Data entries for graphics |
%%
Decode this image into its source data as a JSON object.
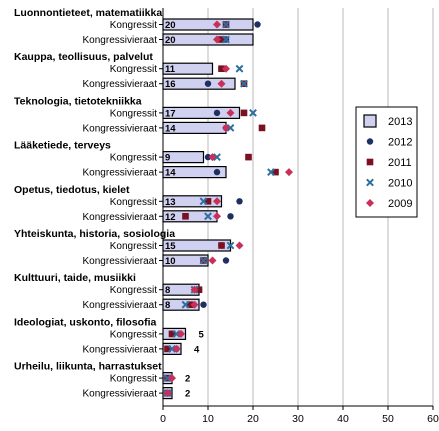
{
  "chart_data": {
    "type": "bar",
    "x_range": [
      0,
      60
    ],
    "x_ticks": [
      "0",
      "10",
      "20",
      "30",
      "40",
      "50",
      "60"
    ],
    "grid": "vertical",
    "legend_position": "right",
    "colors": {
      "2013": "#d0d0f0",
      "2012": "#1f2f5f",
      "2011": "#7a1020",
      "2010": "#2f6f9f",
      "2009": "#c8305a"
    },
    "legend": [
      {
        "name": "2013",
        "marker": "bar"
      },
      {
        "name": "2012",
        "marker": "circle"
      },
      {
        "name": "2011",
        "marker": "square"
      },
      {
        "name": "2010",
        "marker": "x"
      },
      {
        "name": "2009",
        "marker": "diamond"
      }
    ],
    "groups": [
      {
        "title": "Luonnontieteet, matematiikka",
        "rows": [
          {
            "label": "Kongressit",
            "v2013": 20,
            "v2012": 21,
            "v2011": 14,
            "v2010": 14,
            "v2009": 12,
            "bar_label": "20"
          },
          {
            "label": "Kongressivieraat",
            "v2013": 20,
            "v2012": 14,
            "v2011": 13,
            "v2010": 14,
            "v2009": 12,
            "bar_label": "20"
          }
        ]
      },
      {
        "title": "Kauppa, teollisuus, palvelut",
        "rows": [
          {
            "label": "Kongressit",
            "v2013": 11,
            "v2012": 13,
            "v2011": 13,
            "v2010": 17,
            "v2009": 14,
            "bar_label": "11"
          },
          {
            "label": "Kongressivieraat",
            "v2013": 16,
            "v2012": 10,
            "v2011": 18,
            "v2010": 18,
            "v2009": 13,
            "bar_label": "16"
          }
        ]
      },
      {
        "title": "Teknologia, tietotekniikka",
        "rows": [
          {
            "label": "Kongressit",
            "v2013": 17,
            "v2012": 12,
            "v2011": 18,
            "v2010": 20,
            "v2009": 15,
            "bar_label": "17"
          },
          {
            "label": "Kongressivieraat",
            "v2013": 14,
            "v2012": 14,
            "v2011": 22,
            "v2010": 15,
            "v2009": 14,
            "bar_label": "14"
          }
        ]
      },
      {
        "title": "Lääketiede, terveys",
        "rows": [
          {
            "label": "Kongressit",
            "v2013": 9,
            "v2012": 10,
            "v2011": 19,
            "v2010": 12,
            "v2009": 11,
            "bar_label": "9"
          },
          {
            "label": "Kongressivieraat",
            "v2013": 14,
            "v2012": 12,
            "v2011": 25,
            "v2010": 24,
            "v2009": 28,
            "bar_label": "14"
          }
        ]
      },
      {
        "title": "Opetus, tiedotus, kielet",
        "rows": [
          {
            "label": "Kongressit",
            "v2013": 13,
            "v2012": 17,
            "v2011": 10,
            "v2010": 9,
            "v2009": 12,
            "bar_label": "13"
          },
          {
            "label": "Kongressivieraat",
            "v2013": 12,
            "v2012": 15,
            "v2011": 5,
            "v2010": 10,
            "v2009": 12,
            "bar_label": "12"
          }
        ]
      },
      {
        "title": "Yhteiskunta, historia, sosiologia",
        "rows": [
          {
            "label": "Kongressit",
            "v2013": 15,
            "v2012": 13,
            "v2011": 13,
            "v2010": 15,
            "v2009": 17,
            "bar_label": "15"
          },
          {
            "label": "Kongressivieraat",
            "v2013": 10,
            "v2012": 14,
            "v2011": 9,
            "v2010": 9,
            "v2009": 11,
            "bar_label": "10"
          }
        ]
      },
      {
        "title": "Kulttuuri, taide, musiikki",
        "rows": [
          {
            "label": "Kongressit",
            "v2013": 8,
            "v2012": 8,
            "v2011": 8,
            "v2010": 7,
            "v2009": 7,
            "bar_label": "8"
          },
          {
            "label": "Kongressivieraat",
            "v2013": 8,
            "v2012": 9,
            "v2011": 6,
            "v2010": 5,
            "v2009": 7,
            "bar_label": "8"
          }
        ]
      },
      {
        "title": "Ideologiat, uskonto, filosofia",
        "rows": [
          {
            "label": "Kongressit",
            "v2013": 5,
            "v2012": 2,
            "v2011": 2,
            "v2010": 3,
            "v2009": 4,
            "bar_label": "5"
          },
          {
            "label": "Kongressivieraat",
            "v2013": 4,
            "v2012": 3,
            "v2011": 1,
            "v2010": 2,
            "v2009": 3,
            "bar_label": "4"
          }
        ]
      },
      {
        "title": "Urheilu, liikunta, harrastukset",
        "rows": [
          {
            "label": "Kongressit",
            "v2013": 2,
            "v2012": 1,
            "v2011": 1,
            "v2010": 1,
            "v2009": 2,
            "bar_label": "2"
          },
          {
            "label": "Kongressivieraat",
            "v2013": 2,
            "v2012": 1,
            "v2011": 1,
            "v2010": 1,
            "v2009": 1,
            "bar_label": "2"
          }
        ]
      }
    ]
  }
}
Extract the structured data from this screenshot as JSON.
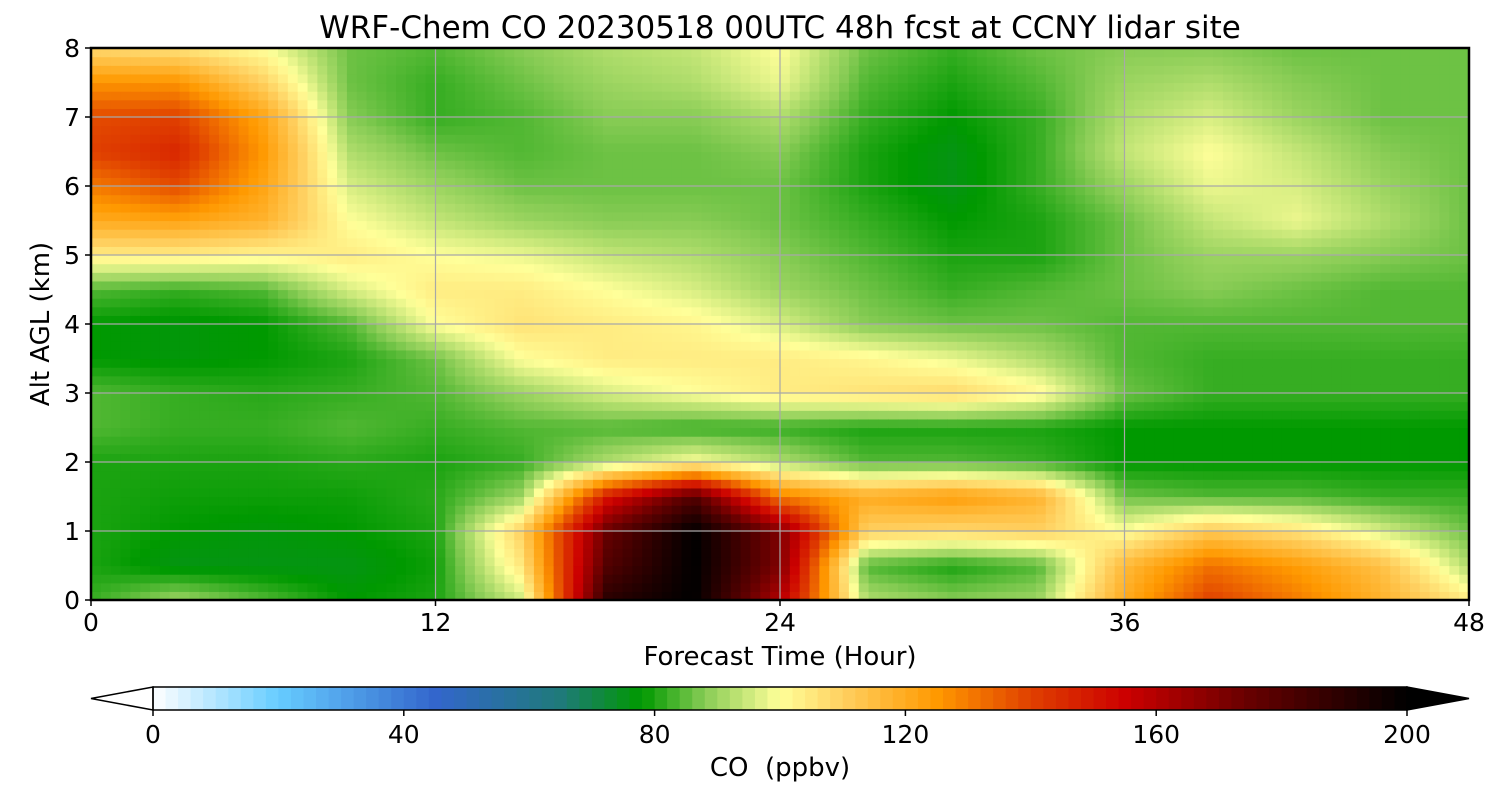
{
  "chart_data": {
    "type": "heatmap",
    "title": "WRF-Chem CO  20230518 00UTC 48h fcst at CCNY lidar site",
    "xlabel": "Forecast Time (Hour)",
    "ylabel": "Alt AGL (km)",
    "xlim": [
      0,
      48
    ],
    "ylim": [
      0,
      8
    ],
    "x_ticks": [
      "0",
      "12",
      "24",
      "36",
      "48"
    ],
    "y_ticks": [
      "0",
      "1",
      "2",
      "3",
      "4",
      "5",
      "6",
      "7",
      "8"
    ],
    "grid": true,
    "x": [
      0,
      3,
      6,
      9,
      12,
      15,
      18,
      21,
      24,
      27,
      30,
      33,
      36,
      39,
      42,
      45,
      48
    ],
    "y": [
      0,
      0.5,
      1,
      1.5,
      2,
      2.5,
      3,
      3.5,
      4,
      4.5,
      5,
      5.5,
      6,
      6.5,
      7,
      7.5,
      8
    ],
    "z": [
      [
        82,
        90,
        84,
        78,
        80,
        95,
        190,
        200,
        160,
        92,
        88,
        90,
        120,
        140,
        130,
        118,
        104
      ],
      [
        80,
        76,
        76,
        76,
        79,
        105,
        180,
        200,
        170,
        84,
        80,
        84,
        116,
        132,
        124,
        114,
        92
      ],
      [
        80,
        78,
        77,
        78,
        80,
        110,
        175,
        200,
        170,
        110,
        108,
        110,
        100,
        112,
        106,
        96,
        86
      ],
      [
        80,
        79,
        79,
        79,
        81,
        90,
        150,
        180,
        130,
        120,
        124,
        118,
        86,
        84,
        84,
        82,
        82
      ],
      [
        80,
        80,
        80,
        81,
        80,
        82,
        92,
        100,
        92,
        84,
        84,
        82,
        78,
        78,
        78,
        78,
        78
      ],
      [
        84,
        82,
        82,
        84,
        82,
        84,
        84,
        82,
        82,
        80,
        80,
        80,
        78,
        78,
        78,
        78,
        78
      ],
      [
        84,
        82,
        81,
        82,
        84,
        90,
        96,
        100,
        104,
        106,
        108,
        102,
        86,
        82,
        82,
        82,
        82
      ],
      [
        78,
        77,
        78,
        80,
        86,
        100,
        104,
        104,
        104,
        102,
        98,
        92,
        84,
        82,
        82,
        82,
        82
      ],
      [
        78,
        77,
        78,
        84,
        100,
        106,
        104,
        102,
        96,
        88,
        86,
        86,
        84,
        84,
        84,
        84,
        84
      ],
      [
        84,
        82,
        84,
        96,
        104,
        104,
        100,
        96,
        90,
        86,
        82,
        84,
        86,
        88,
        86,
        84,
        84
      ],
      [
        104,
        104,
        102,
        104,
        100,
        98,
        94,
        92,
        88,
        84,
        80,
        80,
        86,
        90,
        90,
        88,
        86
      ],
      [
        120,
        122,
        118,
        100,
        94,
        90,
        88,
        88,
        86,
        82,
        78,
        80,
        86,
        94,
        98,
        92,
        86
      ],
      [
        130,
        138,
        122,
        96,
        90,
        86,
        86,
        86,
        86,
        80,
        76,
        82,
        90,
        98,
        96,
        90,
        86
      ],
      [
        140,
        146,
        125,
        92,
        86,
        84,
        86,
        86,
        88,
        80,
        76,
        82,
        94,
        100,
        94,
        88,
        86
      ],
      [
        138,
        140,
        122,
        88,
        82,
        84,
        88,
        88,
        92,
        82,
        78,
        82,
        92,
        96,
        90,
        86,
        86
      ],
      [
        126,
        126,
        110,
        86,
        82,
        86,
        90,
        92,
        98,
        84,
        80,
        84,
        90,
        92,
        88,
        86,
        86
      ],
      [
        108,
        106,
        100,
        86,
        84,
        88,
        92,
        94,
        100,
        86,
        82,
        86,
        88,
        88,
        86,
        86,
        86
      ]
    ],
    "colorbar": {
      "label": "CO  (ppbv)",
      "min": 0,
      "max": 200,
      "ticks": [
        "0",
        "40",
        "80",
        "120",
        "160",
        "200"
      ],
      "extend": "both",
      "stops": [
        {
          "v": 0,
          "c": "#ffffff"
        },
        {
          "v": 20,
          "c": "#66ccff"
        },
        {
          "v": 45,
          "c": "#3366cc"
        },
        {
          "v": 65,
          "c": "#1f7a7a"
        },
        {
          "v": 78,
          "c": "#009900"
        },
        {
          "v": 88,
          "c": "#88cc55"
        },
        {
          "v": 100,
          "c": "#ffff99"
        },
        {
          "v": 110,
          "c": "#ffd060"
        },
        {
          "v": 125,
          "c": "#ff9900"
        },
        {
          "v": 140,
          "c": "#e04000"
        },
        {
          "v": 155,
          "c": "#cc0000"
        },
        {
          "v": 175,
          "c": "#660000"
        },
        {
          "v": 200,
          "c": "#000000"
        }
      ]
    }
  }
}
%%
The problem |
Check each line of these records for the string "JSON" and state only how many lines have it.

Response to the exercise |
2